**Short problem:** Retype every entry exactly, character for character.

**Given data:**
****************

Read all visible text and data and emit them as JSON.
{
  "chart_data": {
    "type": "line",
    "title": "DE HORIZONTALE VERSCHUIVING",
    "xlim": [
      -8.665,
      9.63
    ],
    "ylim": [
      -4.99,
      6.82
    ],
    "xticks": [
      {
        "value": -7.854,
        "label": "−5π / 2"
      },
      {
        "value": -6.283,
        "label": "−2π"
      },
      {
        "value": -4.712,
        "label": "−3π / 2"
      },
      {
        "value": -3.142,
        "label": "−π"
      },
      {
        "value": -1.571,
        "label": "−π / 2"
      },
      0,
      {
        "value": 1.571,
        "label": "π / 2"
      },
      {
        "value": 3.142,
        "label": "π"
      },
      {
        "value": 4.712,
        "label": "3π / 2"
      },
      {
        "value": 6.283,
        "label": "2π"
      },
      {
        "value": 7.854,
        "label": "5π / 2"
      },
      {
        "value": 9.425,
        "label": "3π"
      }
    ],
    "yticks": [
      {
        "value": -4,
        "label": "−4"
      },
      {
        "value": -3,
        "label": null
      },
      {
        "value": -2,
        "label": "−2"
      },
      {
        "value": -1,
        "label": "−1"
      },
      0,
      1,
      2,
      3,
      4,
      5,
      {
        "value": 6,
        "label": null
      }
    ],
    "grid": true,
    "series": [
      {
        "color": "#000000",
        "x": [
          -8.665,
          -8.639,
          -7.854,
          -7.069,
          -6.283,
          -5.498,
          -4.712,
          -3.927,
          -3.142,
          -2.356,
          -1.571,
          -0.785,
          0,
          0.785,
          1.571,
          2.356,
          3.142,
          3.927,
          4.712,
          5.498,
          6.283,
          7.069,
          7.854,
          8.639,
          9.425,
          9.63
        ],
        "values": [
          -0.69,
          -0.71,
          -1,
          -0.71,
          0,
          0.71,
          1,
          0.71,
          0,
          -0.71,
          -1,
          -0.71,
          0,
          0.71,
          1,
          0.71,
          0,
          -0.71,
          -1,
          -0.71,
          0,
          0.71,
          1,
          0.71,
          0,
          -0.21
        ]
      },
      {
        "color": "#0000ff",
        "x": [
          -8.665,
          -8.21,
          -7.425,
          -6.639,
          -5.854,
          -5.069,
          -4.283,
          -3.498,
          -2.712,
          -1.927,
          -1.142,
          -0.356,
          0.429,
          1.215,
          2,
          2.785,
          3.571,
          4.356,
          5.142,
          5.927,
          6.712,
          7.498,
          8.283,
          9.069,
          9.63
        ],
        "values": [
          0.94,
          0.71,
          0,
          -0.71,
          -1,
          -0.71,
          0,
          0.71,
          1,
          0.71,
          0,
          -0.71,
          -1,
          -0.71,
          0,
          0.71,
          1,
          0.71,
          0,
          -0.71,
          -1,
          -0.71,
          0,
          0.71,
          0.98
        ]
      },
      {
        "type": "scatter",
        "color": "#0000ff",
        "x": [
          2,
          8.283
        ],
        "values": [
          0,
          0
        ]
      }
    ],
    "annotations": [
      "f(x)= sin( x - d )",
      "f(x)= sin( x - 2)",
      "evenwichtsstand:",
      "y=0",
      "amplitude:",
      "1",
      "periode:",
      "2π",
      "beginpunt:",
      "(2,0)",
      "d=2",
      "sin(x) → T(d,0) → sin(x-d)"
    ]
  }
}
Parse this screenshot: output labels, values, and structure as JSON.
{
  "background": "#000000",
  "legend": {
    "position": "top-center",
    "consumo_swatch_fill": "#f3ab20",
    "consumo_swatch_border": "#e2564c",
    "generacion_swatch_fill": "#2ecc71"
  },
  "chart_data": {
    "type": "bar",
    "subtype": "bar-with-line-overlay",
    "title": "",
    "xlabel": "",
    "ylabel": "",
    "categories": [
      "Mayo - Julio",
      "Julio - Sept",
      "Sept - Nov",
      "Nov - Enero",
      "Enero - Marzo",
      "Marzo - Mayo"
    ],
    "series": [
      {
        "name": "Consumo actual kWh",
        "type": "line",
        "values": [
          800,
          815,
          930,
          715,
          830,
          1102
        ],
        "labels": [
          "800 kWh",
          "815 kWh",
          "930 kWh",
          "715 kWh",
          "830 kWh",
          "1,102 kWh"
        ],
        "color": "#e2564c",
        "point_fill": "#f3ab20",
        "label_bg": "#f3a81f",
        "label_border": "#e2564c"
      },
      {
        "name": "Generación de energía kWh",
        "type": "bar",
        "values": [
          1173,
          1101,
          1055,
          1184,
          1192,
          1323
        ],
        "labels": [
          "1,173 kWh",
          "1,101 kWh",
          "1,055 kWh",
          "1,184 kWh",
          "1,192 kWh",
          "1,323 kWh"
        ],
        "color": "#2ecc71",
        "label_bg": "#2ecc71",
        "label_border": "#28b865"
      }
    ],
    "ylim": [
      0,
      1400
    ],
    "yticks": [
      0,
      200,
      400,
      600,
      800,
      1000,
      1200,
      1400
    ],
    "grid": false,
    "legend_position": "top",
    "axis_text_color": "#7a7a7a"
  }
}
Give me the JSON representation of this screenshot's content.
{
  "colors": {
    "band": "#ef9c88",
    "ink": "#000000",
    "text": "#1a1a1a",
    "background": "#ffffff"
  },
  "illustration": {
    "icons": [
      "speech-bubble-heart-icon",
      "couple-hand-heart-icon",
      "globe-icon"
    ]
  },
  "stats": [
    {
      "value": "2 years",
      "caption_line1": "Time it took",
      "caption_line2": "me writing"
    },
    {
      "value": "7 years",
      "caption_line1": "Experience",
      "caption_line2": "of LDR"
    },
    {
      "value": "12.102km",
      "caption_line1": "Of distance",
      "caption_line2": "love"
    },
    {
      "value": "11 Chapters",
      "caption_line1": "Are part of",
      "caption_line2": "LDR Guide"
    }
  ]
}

****************

**Task solution:**
Read all visible text and data and emit them as JSON.
{
  "chart_data": {
    "type": "line",
    "title": "DE HORIZONTALE VERSCHUIVING",
    "xlim": [
      -8.665,
      9.63
    ],
    "ylim": [
      -4.99,
      6.82
    ],
    "xticks": [
      {
        "value": -7.854,
        "label": "−5π / 2"
      },
      {
        "value": -6.283,
        "label": "−2π"
      },
      {
        "value": -4.712,
        "label": "−3π / 2"
      },
      {
        "value": -3.142,
        "label": "−π"
      },
      {
        "value": -1.571,
        "label": "−π / 2"
      },
      0,
      {
        "value": 1.571,
        "label": "π / 2"
      },
      {
        "value": 3.142,
        "label": "π"
      },
      {
        "value": 4.712,
        "label": "3π / 2"
      },
      {
        "value": 6.283,
        "label": "2π"
      },
      {
        "value": 7.854,
        "label": "5π / 2"
      },
      {
        "value": 9.425,
        "label": "3π"
      }
    ],
    "yticks": [
      {
        "value": -4,
        "label": "−4"
      },
      {
        "value": -3,
        "label": null
      },
      {
        "value": -2,
        "label": "−2"
      },
      {
        "value": -1,
        "label": "−1"
      },
      0,
      1,
      2,
      3,
      4,
      5,
      {
        "value": 6,
        "label": null
      }
    ],
    "grid": true,
    "series": [
      {
        "color": "#000000",
        "x": [
          -8.665,
          -8.639,
          -7.854,
          -7.069,
          -6.283,
          -5.498,
          -4.712,
          -3.927,
          -3.142,
          -2.356,
          -1.571,
          -0.785,
          0,
          0.785,
          1.571,
          2.356,
          3.142,
          3.927,
          4.712,
          5.498,
          6.283,
          7.069,
          7.854,
          8.639,
          9.425,
          9.63
        ],
        "values": [
          -0.69,
          -0.71,
          -1,
          -0.71,
          0,
          0.71,
          1,
          0.71,
          0,
          -0.71,
          -1,
          -0.71,
          0,
          0.71,
          1,
          0.71,
          0,
          -0.71,
          -1,
          -0.71,
          0,
          0.71,
          1,
          0.71,
          0,
          -0.21
        ]
      },
      {
        "color": "#0000ff",
        "x": [
          -8.665,
          -8.21,
          -7.425,
          -6.639,
          -5.854,
          -5.069,
          -4.283,
          -3.498,
          -2.712,
          -1.927,
          -1.142,
          -0.356,
          0.429,
          1.215,
          2,
          2.785,
          3.571,
          4.356,
          5.142,
          5.927,
          6.712,
          7.498,
          8.283,
          9.069,
          9.63
        ],
        "values": [
          0.94,
          0.71,
          0,
          -0.71,
          -1,
          -0.71,
          0,
          0.71,
          1,
          0.71,
          0,
          -0.71,
          -1,
          -0.71,
          0,
          0.71,
          1,
          0.71,
          0,
          -0.71,
          -1,
          -0.71,
          0,
          0.71,
          0.98
        ]
      },
      {
        "type": "scatter",
        "color": "#0000ff",
        "x": [
          2,
          8.283
        ],
        "values": [
          0,
          0
        ]
      }
    ],
    "annotations": [
      "f(x)= sin( x - d )",
      "f(x)= sin( x - 2)",
      "evenwichtsstand:",
      "y=0",
      "amplitude:",
      "1",
      "periode:",
      "2π",
      "beginpunt:",
      "(2,0)",
      "d=2",
      "sin(x) → T(d,0) → sin(x-d)"
    ]
  }
}
Parse this screenshot: output labels, values, and structure as JSON.
{
  "background": "#000000",
  "legend": {
    "position": "top-center",
    "consumo_swatch_fill": "#f3ab20",
    "consumo_swatch_border": "#e2564c",
    "generacion_swatch_fill": "#2ecc71"
  },
  "chart_data": {
    "type": "bar",
    "subtype": "bar-with-line-overlay",
    "title": "",
    "xlabel": "",
    "ylabel": "",
    "categories": [
      "Mayo - Julio",
      "Julio - Sept",
      "Sept - Nov",
      "Nov - Enero",
      "Enero - Marzo",
      "Marzo - Mayo"
    ],
    "series": [
      {
        "name": "Consumo actual kWh",
        "type": "line",
        "values": [
          800,
          815,
          930,
          715,
          830,
          1102
        ],
        "labels": [
          "800 kWh",
          "815 kWh",
          "930 kWh",
          "715 kWh",
          "830 kWh",
          "1,102 kWh"
        ],
        "color": "#e2564c",
        "point_fill": "#f3ab20",
        "label_bg": "#f3a81f",
        "label_border": "#e2564c"
      },
      {
        "name": "Generación de energía kWh",
        "type": "bar",
        "values": [
          1173,
          1101,
          1055,
          1184,
          1192,
          1323
        ],
        "labels": [
          "1,173 kWh",
          "1,101 kWh",
          "1,055 kWh",
          "1,184 kWh",
          "1,192 kWh",
          "1,323 kWh"
        ],
        "color": "#2ecc71",
        "label_bg": "#2ecc71",
        "label_border": "#28b865"
      }
    ],
    "ylim": [
      0,
      1400
    ],
    "yticks": [
      0,
      200,
      400,
      600,
      800,
      1000,
      1200,
      1400
    ],
    "grid": false,
    "legend_position": "top",
    "axis_text_color": "#7a7a7a"
  }
}
Give me the JSON representation of this screenshot's content.
{
  "colors": {
    "band": "#ef9c88",
    "ink": "#000000",
    "text": "#1a1a1a",
    "background": "#ffffff"
  },
  "illustration": {
    "icons": [
      "speech-bubble-heart-icon",
      "couple-hand-heart-icon",
      "globe-icon"
    ]
  },
  "stats": [
    {
      "value": "2 years",
      "caption_line1": "Time it took",
      "caption_line2": "me writing"
    },
    {
      "value": "7 years",
      "caption_line1": "Experience",
      "caption_line2": "of LDR"
    },
    {
      "value": "12.102km",
      "caption_line1": "Of distance",
      "caption_line2": "love"
    },
    {
      "value": "11 Chapters",
      "caption_line1": "Are part of",
      "caption_line2": "LDR Guide"
    }
  ]
}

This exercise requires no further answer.